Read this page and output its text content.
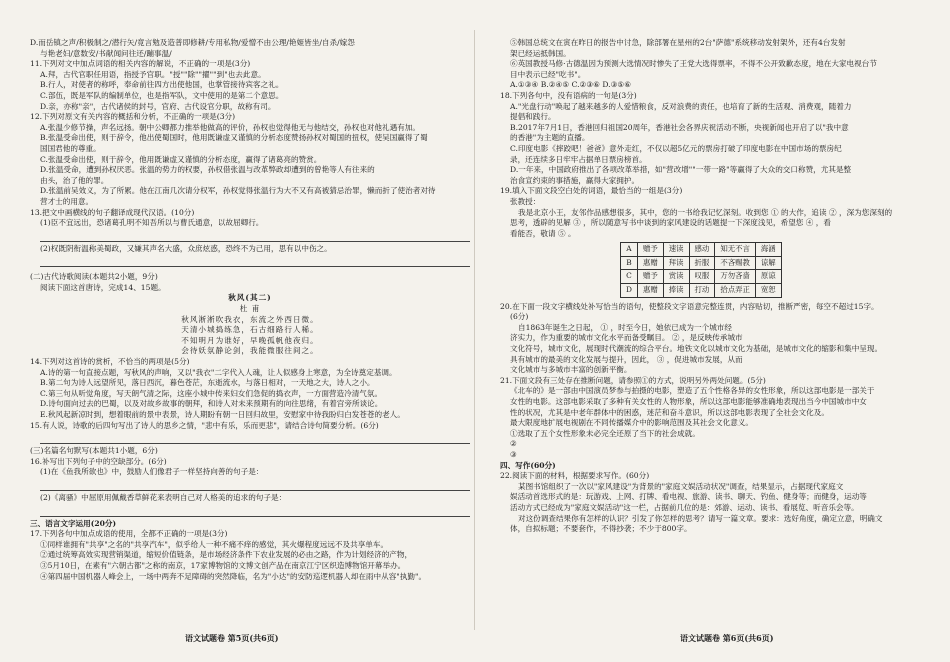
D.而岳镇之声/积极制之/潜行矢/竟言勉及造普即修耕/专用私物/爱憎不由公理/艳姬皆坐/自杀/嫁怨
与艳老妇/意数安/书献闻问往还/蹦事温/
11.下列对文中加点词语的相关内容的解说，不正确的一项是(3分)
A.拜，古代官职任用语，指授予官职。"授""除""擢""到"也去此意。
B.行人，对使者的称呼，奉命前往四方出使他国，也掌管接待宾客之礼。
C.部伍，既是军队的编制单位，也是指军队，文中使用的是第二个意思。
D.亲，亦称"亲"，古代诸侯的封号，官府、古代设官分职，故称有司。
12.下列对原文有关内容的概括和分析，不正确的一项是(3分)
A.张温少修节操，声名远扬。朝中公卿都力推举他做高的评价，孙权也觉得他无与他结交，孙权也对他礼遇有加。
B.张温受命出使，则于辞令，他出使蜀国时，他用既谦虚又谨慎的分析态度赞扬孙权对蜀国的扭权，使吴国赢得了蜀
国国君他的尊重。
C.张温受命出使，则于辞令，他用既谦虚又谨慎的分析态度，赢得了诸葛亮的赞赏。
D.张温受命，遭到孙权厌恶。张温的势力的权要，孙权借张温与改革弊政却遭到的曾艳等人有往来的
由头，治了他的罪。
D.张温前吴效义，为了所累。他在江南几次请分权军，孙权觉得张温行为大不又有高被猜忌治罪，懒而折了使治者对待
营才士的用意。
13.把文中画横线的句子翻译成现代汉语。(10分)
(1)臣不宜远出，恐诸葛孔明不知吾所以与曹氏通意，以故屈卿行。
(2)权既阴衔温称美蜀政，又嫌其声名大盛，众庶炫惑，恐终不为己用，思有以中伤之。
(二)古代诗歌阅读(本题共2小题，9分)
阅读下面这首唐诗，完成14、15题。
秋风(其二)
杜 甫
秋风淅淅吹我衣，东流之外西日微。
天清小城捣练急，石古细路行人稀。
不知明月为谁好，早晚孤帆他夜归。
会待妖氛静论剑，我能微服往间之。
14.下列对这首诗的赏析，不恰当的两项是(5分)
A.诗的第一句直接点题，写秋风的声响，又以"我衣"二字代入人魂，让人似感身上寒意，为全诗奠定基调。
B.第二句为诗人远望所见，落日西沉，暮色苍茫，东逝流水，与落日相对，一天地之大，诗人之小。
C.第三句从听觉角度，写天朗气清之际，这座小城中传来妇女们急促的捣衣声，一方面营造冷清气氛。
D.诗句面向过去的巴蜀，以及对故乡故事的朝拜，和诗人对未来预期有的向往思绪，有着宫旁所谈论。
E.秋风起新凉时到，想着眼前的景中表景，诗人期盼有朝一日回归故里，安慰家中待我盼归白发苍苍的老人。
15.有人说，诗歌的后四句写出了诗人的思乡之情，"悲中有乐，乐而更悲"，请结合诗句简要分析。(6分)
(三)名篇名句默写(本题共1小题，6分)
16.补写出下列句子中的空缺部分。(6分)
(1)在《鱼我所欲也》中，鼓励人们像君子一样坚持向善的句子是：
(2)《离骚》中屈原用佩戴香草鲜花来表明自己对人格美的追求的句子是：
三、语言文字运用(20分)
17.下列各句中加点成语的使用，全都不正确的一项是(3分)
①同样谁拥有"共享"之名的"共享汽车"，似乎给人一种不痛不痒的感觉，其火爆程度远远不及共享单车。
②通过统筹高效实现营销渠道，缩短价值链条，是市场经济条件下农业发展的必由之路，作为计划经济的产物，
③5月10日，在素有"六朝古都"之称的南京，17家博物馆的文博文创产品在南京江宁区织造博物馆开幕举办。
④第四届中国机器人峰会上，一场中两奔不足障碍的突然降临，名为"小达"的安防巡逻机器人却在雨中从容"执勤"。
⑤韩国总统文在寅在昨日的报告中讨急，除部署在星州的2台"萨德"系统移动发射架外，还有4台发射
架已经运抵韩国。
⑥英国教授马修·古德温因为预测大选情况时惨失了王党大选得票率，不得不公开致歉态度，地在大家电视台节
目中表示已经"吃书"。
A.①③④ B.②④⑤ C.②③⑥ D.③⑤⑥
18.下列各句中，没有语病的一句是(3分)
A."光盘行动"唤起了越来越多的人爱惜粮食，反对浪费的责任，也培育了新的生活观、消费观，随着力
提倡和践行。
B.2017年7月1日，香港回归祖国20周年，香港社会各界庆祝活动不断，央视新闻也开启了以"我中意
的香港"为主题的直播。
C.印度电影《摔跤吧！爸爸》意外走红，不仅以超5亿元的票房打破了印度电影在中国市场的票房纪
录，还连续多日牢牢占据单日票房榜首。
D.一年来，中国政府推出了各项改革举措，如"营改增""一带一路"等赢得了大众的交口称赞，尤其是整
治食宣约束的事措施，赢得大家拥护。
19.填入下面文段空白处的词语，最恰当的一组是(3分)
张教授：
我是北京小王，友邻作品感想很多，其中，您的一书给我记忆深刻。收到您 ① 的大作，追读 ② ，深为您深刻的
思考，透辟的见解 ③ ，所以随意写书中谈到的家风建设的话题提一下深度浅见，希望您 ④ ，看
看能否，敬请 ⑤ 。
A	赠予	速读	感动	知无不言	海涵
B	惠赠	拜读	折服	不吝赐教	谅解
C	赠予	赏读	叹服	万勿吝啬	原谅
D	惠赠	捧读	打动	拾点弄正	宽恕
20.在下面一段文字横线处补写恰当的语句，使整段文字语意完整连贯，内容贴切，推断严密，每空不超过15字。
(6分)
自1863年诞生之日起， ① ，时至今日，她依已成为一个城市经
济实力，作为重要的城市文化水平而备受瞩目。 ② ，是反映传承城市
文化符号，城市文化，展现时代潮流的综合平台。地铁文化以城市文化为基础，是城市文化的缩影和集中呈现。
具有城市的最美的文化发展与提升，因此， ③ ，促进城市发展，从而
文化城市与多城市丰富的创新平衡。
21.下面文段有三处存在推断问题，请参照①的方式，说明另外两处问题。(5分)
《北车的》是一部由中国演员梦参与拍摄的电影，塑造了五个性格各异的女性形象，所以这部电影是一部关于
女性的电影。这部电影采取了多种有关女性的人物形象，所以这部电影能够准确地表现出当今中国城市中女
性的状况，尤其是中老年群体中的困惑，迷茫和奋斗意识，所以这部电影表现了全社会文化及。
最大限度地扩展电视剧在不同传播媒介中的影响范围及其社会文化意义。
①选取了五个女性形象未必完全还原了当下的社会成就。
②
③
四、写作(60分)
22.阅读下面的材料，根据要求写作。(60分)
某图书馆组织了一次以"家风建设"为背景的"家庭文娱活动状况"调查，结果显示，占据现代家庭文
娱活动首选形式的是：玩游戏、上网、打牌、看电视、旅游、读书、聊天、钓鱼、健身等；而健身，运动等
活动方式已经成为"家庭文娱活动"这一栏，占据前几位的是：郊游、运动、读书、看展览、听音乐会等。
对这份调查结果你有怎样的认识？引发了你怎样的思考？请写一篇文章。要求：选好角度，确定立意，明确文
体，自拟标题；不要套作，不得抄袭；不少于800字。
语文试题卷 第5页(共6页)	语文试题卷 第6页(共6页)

◆ ◆ ◆ ◆ ◆ ◆ ◆

Show every line in the records above that contains the word "则于辞令".

B.张温受命出使，则于辞令，他出使蜀国时，他用既谦虚又谨慎的分析态度赞扬孙权对蜀国的扭权，使吴国赢得了蜀
C.张温受命出使，则于辞令，他用既谦虚又谨慎的分析态度，赢得了诸葛亮的赞赏。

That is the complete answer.